## START DATA SUPPLIED

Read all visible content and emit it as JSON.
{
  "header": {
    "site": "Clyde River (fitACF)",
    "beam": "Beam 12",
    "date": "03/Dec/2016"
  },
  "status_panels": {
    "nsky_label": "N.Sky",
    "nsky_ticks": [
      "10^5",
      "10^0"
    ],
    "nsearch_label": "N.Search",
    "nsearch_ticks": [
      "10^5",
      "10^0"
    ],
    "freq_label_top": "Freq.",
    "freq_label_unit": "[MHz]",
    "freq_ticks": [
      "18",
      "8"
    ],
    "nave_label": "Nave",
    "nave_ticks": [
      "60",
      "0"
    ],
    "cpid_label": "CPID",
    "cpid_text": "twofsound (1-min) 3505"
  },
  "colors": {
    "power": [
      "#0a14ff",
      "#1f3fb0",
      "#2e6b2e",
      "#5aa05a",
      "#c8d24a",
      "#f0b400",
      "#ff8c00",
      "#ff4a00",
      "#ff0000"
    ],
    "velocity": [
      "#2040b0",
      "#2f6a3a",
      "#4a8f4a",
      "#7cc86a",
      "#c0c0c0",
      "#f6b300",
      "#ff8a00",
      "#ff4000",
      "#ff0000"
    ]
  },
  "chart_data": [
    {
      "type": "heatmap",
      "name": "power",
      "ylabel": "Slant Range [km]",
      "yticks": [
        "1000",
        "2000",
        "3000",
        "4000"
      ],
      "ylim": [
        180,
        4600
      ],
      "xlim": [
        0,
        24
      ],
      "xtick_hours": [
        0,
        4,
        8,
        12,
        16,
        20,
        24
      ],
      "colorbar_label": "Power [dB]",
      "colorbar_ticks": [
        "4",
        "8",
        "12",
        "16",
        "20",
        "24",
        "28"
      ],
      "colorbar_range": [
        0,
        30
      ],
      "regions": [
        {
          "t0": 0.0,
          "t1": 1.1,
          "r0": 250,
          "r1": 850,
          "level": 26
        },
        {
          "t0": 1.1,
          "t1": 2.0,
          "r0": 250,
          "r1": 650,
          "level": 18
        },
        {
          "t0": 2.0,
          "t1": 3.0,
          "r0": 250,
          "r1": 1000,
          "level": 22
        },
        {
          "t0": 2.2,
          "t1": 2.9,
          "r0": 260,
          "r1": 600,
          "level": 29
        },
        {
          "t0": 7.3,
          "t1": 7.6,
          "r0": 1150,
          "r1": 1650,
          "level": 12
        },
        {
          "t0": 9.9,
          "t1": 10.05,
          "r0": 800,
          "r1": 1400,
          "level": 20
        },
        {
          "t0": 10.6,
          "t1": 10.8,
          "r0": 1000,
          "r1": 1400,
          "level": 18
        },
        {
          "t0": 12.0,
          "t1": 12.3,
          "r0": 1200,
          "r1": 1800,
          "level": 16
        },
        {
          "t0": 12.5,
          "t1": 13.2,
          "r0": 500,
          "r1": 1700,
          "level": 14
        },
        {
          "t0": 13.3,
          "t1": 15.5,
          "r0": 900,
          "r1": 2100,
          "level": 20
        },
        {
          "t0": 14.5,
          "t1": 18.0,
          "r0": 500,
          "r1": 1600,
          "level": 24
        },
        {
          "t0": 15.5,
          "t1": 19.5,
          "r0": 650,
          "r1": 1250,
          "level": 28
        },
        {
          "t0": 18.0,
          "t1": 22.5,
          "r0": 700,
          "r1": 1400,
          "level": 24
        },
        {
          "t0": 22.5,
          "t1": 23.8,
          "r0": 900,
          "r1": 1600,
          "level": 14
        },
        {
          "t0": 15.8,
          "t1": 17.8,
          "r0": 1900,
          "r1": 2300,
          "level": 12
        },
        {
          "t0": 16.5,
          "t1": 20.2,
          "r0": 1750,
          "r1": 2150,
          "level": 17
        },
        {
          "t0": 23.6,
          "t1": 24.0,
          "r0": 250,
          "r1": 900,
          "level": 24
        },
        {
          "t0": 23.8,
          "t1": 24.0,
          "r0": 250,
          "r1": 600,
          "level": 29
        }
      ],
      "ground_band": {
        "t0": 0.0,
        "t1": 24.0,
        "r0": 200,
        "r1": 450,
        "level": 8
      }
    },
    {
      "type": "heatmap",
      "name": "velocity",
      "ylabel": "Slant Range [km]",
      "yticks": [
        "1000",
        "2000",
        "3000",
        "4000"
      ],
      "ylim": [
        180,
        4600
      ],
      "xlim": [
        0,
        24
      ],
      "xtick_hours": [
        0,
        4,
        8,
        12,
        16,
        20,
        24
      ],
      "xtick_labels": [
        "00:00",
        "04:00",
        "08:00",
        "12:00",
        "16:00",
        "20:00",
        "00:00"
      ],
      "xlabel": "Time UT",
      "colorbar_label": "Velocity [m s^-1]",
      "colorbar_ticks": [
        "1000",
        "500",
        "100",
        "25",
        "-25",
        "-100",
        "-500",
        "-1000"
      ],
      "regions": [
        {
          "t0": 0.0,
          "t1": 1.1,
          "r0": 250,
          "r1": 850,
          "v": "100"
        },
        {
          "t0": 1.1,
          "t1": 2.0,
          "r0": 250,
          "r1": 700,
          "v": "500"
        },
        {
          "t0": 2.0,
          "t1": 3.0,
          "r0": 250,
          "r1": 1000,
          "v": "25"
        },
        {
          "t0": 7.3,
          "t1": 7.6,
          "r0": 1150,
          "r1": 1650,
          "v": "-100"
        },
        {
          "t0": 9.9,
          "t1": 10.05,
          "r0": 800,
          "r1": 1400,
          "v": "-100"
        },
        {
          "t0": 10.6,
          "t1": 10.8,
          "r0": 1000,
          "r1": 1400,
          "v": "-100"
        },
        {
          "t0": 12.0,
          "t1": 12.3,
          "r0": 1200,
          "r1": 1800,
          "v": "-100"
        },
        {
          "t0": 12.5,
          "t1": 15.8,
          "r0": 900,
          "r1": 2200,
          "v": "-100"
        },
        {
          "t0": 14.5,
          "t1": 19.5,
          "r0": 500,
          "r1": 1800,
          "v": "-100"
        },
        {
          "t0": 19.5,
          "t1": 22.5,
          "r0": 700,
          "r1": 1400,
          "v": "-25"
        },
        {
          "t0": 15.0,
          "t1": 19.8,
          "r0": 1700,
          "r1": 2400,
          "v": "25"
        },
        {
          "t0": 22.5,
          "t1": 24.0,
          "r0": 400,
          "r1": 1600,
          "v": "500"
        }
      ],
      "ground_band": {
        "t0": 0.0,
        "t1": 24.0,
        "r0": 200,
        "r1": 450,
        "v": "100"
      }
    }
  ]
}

## END DATA SUPPLIED

> _WRITTEN EXERCISE_: Print the listing above in full, exactly as it is.

> _PROBLEM SOLUTION_:
Read all visible content and emit it as JSON.
{
  "header": {
    "site": "Clyde River (fitACF)",
    "beam": "Beam 12",
    "date": "03/Dec/2016"
  },
  "status_panels": {
    "nsky_label": "N.Sky",
    "nsky_ticks": [
      "10^5",
      "10^0"
    ],
    "nsearch_label": "N.Search",
    "nsearch_ticks": [
      "10^5",
      "10^0"
    ],
    "freq_label_top": "Freq.",
    "freq_label_unit": "[MHz]",
    "freq_ticks": [
      "18",
      "8"
    ],
    "nave_label": "Nave",
    "nave_ticks": [
      "60",
      "0"
    ],
    "cpid_label": "CPID",
    "cpid_text": "twofsound (1-min) 3505"
  },
  "colors": {
    "power": [
      "#0a14ff",
      "#1f3fb0",
      "#2e6b2e",
      "#5aa05a",
      "#c8d24a",
      "#f0b400",
      "#ff8c00",
      "#ff4a00",
      "#ff0000"
    ],
    "velocity": [
      "#2040b0",
      "#2f6a3a",
      "#4a8f4a",
      "#7cc86a",
      "#c0c0c0",
      "#f6b300",
      "#ff8a00",
      "#ff4000",
      "#ff0000"
    ]
  },
  "chart_data": [
    {
      "type": "heatmap",
      "name": "power",
      "ylabel": "Slant Range [km]",
      "yticks": [
        "1000",
        "2000",
        "3000",
        "4000"
      ],
      "ylim": [
        180,
        4600
      ],
      "xlim": [
        0,
        24
      ],
      "xtick_hours": [
        0,
        4,
        8,
        12,
        16,
        20,
        24
      ],
      "colorbar_label": "Power [dB]",
      "colorbar_ticks": [
        "4",
        "8",
        "12",
        "16",
        "20",
        "24",
        "28"
      ],
      "colorbar_range": [
        0,
        30
      ],
      "regions": [
        {
          "t0": 0.0,
          "t1": 1.1,
          "r0": 250,
          "r1": 850,
          "level": 26
        },
        {
          "t0": 1.1,
          "t1": 2.0,
          "r0": 250,
          "r1": 650,
          "level": 18
        },
        {
          "t0": 2.0,
          "t1": 3.0,
          "r0": 250,
          "r1": 1000,
          "level": 22
        },
        {
          "t0": 2.2,
          "t1": 2.9,
          "r0": 260,
          "r1": 600,
          "level": 29
        },
        {
          "t0": 7.3,
          "t1": 7.6,
          "r0": 1150,
          "r1": 1650,
          "level": 12
        },
        {
          "t0": 9.9,
          "t1": 10.05,
          "r0": 800,
          "r1": 1400,
          "level": 20
        },
        {
          "t0": 10.6,
          "t1": 10.8,
          "r0": 1000,
          "r1": 1400,
          "level": 18
        },
        {
          "t0": 12.0,
          "t1": 12.3,
          "r0": 1200,
          "r1": 1800,
          "level": 16
        },
        {
          "t0": 12.5,
          "t1": 13.2,
          "r0": 500,
          "r1": 1700,
          "level": 14
        },
        {
          "t0": 13.3,
          "t1": 15.5,
          "r0": 900,
          "r1": 2100,
          "level": 20
        },
        {
          "t0": 14.5,
          "t1": 18.0,
          "r0": 500,
          "r1": 1600,
          "level": 24
        },
        {
          "t0": 15.5,
          "t1": 19.5,
          "r0": 650,
          "r1": 1250,
          "level": 28
        },
        {
          "t0": 18.0,
          "t1": 22.5,
          "r0": 700,
          "r1": 1400,
          "level": 24
        },
        {
          "t0": 22.5,
          "t1": 23.8,
          "r0": 900,
          "r1": 1600,
          "level": 14
        },
        {
          "t0": 15.8,
          "t1": 17.8,
          "r0": 1900,
          "r1": 2300,
          "level": 12
        },
        {
          "t0": 16.5,
          "t1": 20.2,
          "r0": 1750,
          "r1": 2150,
          "level": 17
        },
        {
          "t0": 23.6,
          "t1": 24.0,
          "r0": 250,
          "r1": 900,
          "level": 24
        },
        {
          "t0": 23.8,
          "t1": 24.0,
          "r0": 250,
          "r1": 600,
          "level": 29
        }
      ],
      "ground_band": {
        "t0": 0.0,
        "t1": 24.0,
        "r0": 200,
        "r1": 450,
        "level": 8
      }
    },
    {
      "type": "heatmap",
      "name": "velocity",
      "ylabel": "Slant Range [km]",
      "yticks": [
        "1000",
        "2000",
        "3000",
        "4000"
      ],
      "ylim": [
        180,
        4600
      ],
      "xlim": [
        0,
        24
      ],
      "xtick_hours": [
        0,
        4,
        8,
        12,
        16,
        20,
        24
      ],
      "xtick_labels": [
        "00:00",
        "04:00",
        "08:00",
        "12:00",
        "16:00",
        "20:00",
        "00:00"
      ],
      "xlabel": "Time UT",
      "colorbar_label": "Velocity [m s^-1]",
      "colorbar_ticks": [
        "1000",
        "500",
        "100",
        "25",
        "-25",
        "-100",
        "-500",
        "-1000"
      ],
      "regions": [
        {
          "t0": 0.0,
          "t1": 1.1,
          "r0": 250,
          "r1": 850,
          "v": "100"
        },
        {
          "t0": 1.1,
          "t1": 2.0,
          "r0": 250,
          "r1": 700,
          "v": "500"
        },
        {
          "t0": 2.0,
          "t1": 3.0,
          "r0": 250,
          "r1": 1000,
          "v": "25"
        },
        {
          "t0": 7.3,
          "t1": 7.6,
          "r0": 1150,
          "r1": 1650,
          "v": "-100"
        },
        {
          "t0": 9.9,
          "t1": 10.05,
          "r0": 800,
          "r1": 1400,
          "v": "-100"
        },
        {
          "t0": 10.6,
          "t1": 10.8,
          "r0": 1000,
          "r1": 1400,
          "v": "-100"
        },
        {
          "t0": 12.0,
          "t1": 12.3,
          "r0": 1200,
          "r1": 1800,
          "v": "-100"
        },
        {
          "t0": 12.5,
          "t1": 15.8,
          "r0": 900,
          "r1": 2200,
          "v": "-100"
        },
        {
          "t0": 14.5,
          "t1": 19.5,
          "r0": 500,
          "r1": 1800,
          "v": "-100"
        },
        {
          "t0": 19.5,
          "t1": 22.5,
          "r0": 700,
          "r1": 1400,
          "v": "-25"
        },
        {
          "t0": 15.0,
          "t1": 19.8,
          "r0": 1700,
          "r1": 2400,
          "v": "25"
        },
        {
          "t0": 22.5,
          "t1": 24.0,
          "r0": 400,
          "r1": 1600,
          "v": "500"
        }
      ],
      "ground_band": {
        "t0": 0.0,
        "t1": 24.0,
        "r0": 200,
        "r1": 450,
        "v": "100"
      }
    }
  ]
}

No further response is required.